▶
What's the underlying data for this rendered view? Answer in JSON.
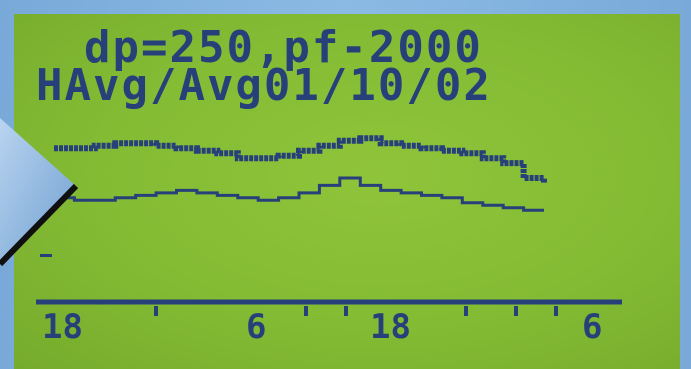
{
  "display": {
    "line1": "dp=250,pf-2000",
    "line2": "HAvg/Avg01/10/02"
  },
  "chart_data": {
    "type": "line",
    "x_tick_labels": [
      "18",
      "6",
      "18",
      "6"
    ],
    "series": [
      {
        "values": [
          62,
          62,
          63,
          64,
          64,
          63,
          62,
          61,
          60,
          58,
          58,
          59,
          61,
          63,
          65,
          66,
          64,
          63,
          62,
          61,
          60,
          58,
          56,
          50,
          48
        ]
      },
      {
        "values": [
          42,
          41,
          41,
          42,
          43,
          44,
          45,
          44,
          43,
          42,
          41,
          42,
          44,
          47,
          50,
          47,
          45,
          44,
          43,
          42,
          40,
          39,
          38,
          37,
          37
        ]
      }
    ],
    "ylim": [
      0,
      100
    ],
    "colors": {
      "trace": "#27407a",
      "screen": "#86bd35"
    }
  }
}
◀
# [GIVEN PROBLEM]
Strip the images and reproduce the remaining records precisely.

# [RESULT]
What's the underlying data for this rendered view? Answer in JSON.
{
  "display": {
    "line1": "dp=250,pf-2000",
    "line2": "HAvg/Avg01/10/02"
  },
  "chart_data": {
    "type": "line",
    "x_tick_labels": [
      "18",
      "6",
      "18",
      "6"
    ],
    "series": [
      {
        "values": [
          62,
          62,
          63,
          64,
          64,
          63,
          62,
          61,
          60,
          58,
          58,
          59,
          61,
          63,
          65,
          66,
          64,
          63,
          62,
          61,
          60,
          58,
          56,
          50,
          48
        ]
      },
      {
        "values": [
          42,
          41,
          41,
          42,
          43,
          44,
          45,
          44,
          43,
          42,
          41,
          42,
          44,
          47,
          50,
          47,
          45,
          44,
          43,
          42,
          40,
          39,
          38,
          37,
          37
        ]
      }
    ],
    "ylim": [
      0,
      100
    ],
    "colors": {
      "trace": "#27407a",
      "screen": "#86bd35"
    }
  }
}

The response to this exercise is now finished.